Dataset items:
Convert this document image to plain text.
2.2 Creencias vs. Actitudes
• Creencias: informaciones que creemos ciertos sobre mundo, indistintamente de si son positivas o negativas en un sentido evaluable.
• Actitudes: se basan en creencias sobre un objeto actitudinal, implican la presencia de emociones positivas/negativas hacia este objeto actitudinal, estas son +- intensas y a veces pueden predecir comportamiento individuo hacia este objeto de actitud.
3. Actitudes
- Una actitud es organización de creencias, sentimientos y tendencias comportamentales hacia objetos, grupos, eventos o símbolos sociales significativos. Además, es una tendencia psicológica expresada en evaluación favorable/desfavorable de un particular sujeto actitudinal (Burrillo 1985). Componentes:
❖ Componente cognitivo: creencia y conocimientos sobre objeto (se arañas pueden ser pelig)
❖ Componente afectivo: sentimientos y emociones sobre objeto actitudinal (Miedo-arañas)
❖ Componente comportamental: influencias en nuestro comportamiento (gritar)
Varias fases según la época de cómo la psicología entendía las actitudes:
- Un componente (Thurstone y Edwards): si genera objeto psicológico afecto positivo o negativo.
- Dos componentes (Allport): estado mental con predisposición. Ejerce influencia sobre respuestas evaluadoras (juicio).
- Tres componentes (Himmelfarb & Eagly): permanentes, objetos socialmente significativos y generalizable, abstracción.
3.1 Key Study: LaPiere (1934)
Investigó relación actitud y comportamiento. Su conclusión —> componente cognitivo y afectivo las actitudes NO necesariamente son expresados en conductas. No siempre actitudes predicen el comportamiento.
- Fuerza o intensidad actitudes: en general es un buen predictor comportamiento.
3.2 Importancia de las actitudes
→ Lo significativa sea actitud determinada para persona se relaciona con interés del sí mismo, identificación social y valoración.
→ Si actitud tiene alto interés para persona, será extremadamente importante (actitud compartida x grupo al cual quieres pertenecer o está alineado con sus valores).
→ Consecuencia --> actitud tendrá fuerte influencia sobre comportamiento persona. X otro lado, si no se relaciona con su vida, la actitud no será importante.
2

• **Given instruction**
Repeat each entry word for word.

• **Answer in full**
Convert this document image to plain text.
2.2 Creencias vs. Actitudes
• Creencias: informaciones que creemos ciertos sobre mundo, indistintamente de si son positivas o negativas en un sentido evaluable.
• Actitudes: se basan en creencias sobre un objeto actitudinal, implican la presencia de emociones positivas/negativas hacia este objeto actitudinal, estas son +- intensas y a veces pueden predecir comportamiento individuo hacia este objeto de actitud.
3. Actitudes
- Una actitud es organización de creencias, sentimientos y tendencias comportamentales hacia objetos, grupos, eventos o símbolos sociales significativos. Además, es una tendencia psicológica expresada en evaluación favorable/desfavorable de un particular sujeto actitudinal (Burrillo 1985). Componentes:
❖ Componente cognitivo: creencia y conocimientos sobre objeto (se arañas pueden ser pelig)
❖ Componente afectivo: sentimientos y emociones sobre objeto actitudinal (Miedo-arañas)
❖ Componente comportamental: influencias en nuestro comportamiento (gritar)
Varias fases según la época de cómo la psicología entendía las actitudes:
- Un componente (Thurstone y Edwards): si genera objeto psicológico afecto positivo o negativo.
- Dos componentes (Allport): estado mental con predisposición. Ejerce influencia sobre respuestas evaluadoras (juicio).
- Tres componentes (Himmelfarb & Eagly): permanentes, objetos socialmente significativos y generalizable, abstracción.
3.1 Key Study: LaPiere (1934)
Investigó relación actitud y comportamiento. Su conclusión —> componente cognitivo y afectivo las actitudes NO necesariamente son expresados en conductas. No siempre actitudes predicen el comportamiento.
- Fuerza o intensidad actitudes: en general es un buen predictor comportamiento.
3.2 Importancia de las actitudes
→ Lo significativa sea actitud determinada para persona se relaciona con interés del sí mismo, identificación social y valoración.
→ Si actitud tiene alto interés para persona, será extremadamente importante (actitud compartida x grupo al cual quieres pertenecer o está alineado con sus valores).
→ Consecuencia --> actitud tendrá fuerte influencia sobre comportamiento persona. X otro lado, si no se relaciona con su vida, la actitud no será importante.
2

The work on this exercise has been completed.